+++ Reading passage
Quiet Leadership is not set out as an academic theory of leadership in this book, but rather a guide to improving the quality of the conversations that leaders have with their people, based on researchinto the functioning of the brain. Through his “Six Steps” model he attempts to process map best practice in performance coaching.

The Six Steps 

In the body of the book, David sets out his Six Step model. In the model the first step is aimed at helping the reader to learn to “Think About Thinking” or focus on helping people to improve not what they are thinking about but the way they think. The key element here is to give the person space to do their own  thinking rather than doing it for them. He then addresses the topic of “Listening for Potential” or how a leader can encourage and support others to achieve their thinking potential through the non-verbal way in which they listen. Here the keys are not getting lost in the detail and avoiding being misled by your own filters and agenda. Step three introduces an approach to conducting conversation he calls, “Speak with Intent” which explores how to develop the skill of asking the right questions. In “Dance Toward Insight” he describes a process map around how leaders help others to develop insights and outlines an approach to reading facial expressions in a conversation. Step five aims to “Create New Thinking” and continues to develop his process map, describing the phases that people go through when real breakthroughs in thinking occur.
++++++
+++ Information provided
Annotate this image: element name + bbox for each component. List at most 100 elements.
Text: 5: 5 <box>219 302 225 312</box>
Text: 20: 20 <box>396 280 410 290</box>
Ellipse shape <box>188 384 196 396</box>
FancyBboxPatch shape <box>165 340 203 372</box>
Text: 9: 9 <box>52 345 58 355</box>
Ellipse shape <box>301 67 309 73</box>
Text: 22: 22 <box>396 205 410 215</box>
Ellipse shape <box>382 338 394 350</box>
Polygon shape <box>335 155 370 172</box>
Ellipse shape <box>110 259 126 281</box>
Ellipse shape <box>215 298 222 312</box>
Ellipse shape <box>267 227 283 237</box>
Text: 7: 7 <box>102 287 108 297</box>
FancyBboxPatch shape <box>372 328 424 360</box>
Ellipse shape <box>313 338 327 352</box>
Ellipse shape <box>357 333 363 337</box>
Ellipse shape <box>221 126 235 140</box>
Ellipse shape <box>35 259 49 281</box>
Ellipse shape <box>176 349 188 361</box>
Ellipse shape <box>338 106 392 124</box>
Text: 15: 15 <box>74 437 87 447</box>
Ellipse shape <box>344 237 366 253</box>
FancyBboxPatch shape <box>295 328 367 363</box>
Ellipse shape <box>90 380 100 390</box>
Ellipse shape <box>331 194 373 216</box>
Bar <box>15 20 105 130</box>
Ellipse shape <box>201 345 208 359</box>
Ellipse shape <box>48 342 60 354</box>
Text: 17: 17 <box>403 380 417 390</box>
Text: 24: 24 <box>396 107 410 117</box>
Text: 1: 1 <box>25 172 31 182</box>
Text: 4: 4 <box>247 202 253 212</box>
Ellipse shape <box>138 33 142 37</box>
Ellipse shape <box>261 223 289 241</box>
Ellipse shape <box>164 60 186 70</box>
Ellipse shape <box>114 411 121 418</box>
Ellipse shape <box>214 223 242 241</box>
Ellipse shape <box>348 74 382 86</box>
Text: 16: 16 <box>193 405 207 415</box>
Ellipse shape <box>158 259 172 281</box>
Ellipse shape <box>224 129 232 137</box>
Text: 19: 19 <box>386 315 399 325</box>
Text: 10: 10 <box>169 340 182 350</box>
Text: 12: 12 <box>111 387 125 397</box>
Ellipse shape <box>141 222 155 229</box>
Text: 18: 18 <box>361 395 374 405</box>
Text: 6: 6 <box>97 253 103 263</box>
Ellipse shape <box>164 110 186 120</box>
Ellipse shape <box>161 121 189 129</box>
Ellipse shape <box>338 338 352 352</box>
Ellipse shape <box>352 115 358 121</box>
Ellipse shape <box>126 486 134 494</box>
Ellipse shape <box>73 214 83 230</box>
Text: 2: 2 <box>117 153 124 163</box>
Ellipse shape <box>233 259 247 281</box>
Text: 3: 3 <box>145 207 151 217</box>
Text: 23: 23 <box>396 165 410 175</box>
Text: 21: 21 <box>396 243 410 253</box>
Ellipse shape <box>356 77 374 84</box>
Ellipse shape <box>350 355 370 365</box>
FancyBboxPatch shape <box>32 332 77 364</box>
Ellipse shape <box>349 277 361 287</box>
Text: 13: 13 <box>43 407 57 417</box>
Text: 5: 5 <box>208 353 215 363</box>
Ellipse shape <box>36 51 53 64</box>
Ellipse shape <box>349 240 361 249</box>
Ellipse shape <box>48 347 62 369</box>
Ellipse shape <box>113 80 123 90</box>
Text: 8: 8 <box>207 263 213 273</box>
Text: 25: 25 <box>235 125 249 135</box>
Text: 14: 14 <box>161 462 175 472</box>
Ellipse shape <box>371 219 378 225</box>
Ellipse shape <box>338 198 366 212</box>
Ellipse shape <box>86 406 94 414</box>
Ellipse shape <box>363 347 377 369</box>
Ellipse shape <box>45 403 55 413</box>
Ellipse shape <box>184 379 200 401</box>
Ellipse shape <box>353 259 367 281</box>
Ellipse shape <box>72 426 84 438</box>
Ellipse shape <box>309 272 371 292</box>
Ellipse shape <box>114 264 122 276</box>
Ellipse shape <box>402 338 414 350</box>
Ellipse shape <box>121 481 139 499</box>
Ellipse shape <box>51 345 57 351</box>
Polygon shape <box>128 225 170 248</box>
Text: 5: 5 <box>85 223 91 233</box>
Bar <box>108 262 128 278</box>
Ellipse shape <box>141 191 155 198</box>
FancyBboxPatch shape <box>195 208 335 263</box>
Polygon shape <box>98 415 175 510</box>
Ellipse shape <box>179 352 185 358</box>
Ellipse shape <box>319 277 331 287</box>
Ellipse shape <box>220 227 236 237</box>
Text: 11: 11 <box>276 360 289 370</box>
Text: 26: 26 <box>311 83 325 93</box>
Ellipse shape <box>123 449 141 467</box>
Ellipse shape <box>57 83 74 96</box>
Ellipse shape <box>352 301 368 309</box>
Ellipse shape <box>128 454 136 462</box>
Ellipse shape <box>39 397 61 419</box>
++++++
▶ _Problems_
1: Decide whether each statement below agrees with the Quiet Leadership passage, answering yes or no and quoting the words from the passage that settle it. (a) Step three of the model is called "Speak with Intent." (b) The book presents Quiet Leadership as an academic theory of leadership. (c) In "Listening for Potential," one of the keys is getting lost in the detail.
2: Please write the next few sentences of the Quiet Leadership passage, picking up after its final sentence.

▶ _Responses_
1:
(a) Yes: "Step three introduces an approach to conducting conversation he calls, “Speak with Intent”"
(b) No: "Quiet Leadership is not set out as an academic theory of leadership in this book"
(c) No: "Here the keys are not getting lost in the detail"

2:
The final step is called “Follow-up”, which addresses the issue of ensuring that any changes in the person are sustained. In summary this book is helpful for anyone who is involved in leading organisations in highly pressured, rapidly changing environments. I did find that the information on neuroscience, neurophysiology etc., became a bit of a distraction at times, presenting self evident ideas in an overcomplicated “scientific” fashion. This runs the risk of detracting from some of David’s very helpful and profound messages. However, on the whole, the book provides many helpful insights and a clear process in the area of performance coaching. In particular his  emphasis on leaders needing to focus on asking their people the right questions, rather than giving them good instructions, allowing people to work things out for themselves and that this process of gaining their own insights becomes an “energising mechanism” in their organisations or businesses.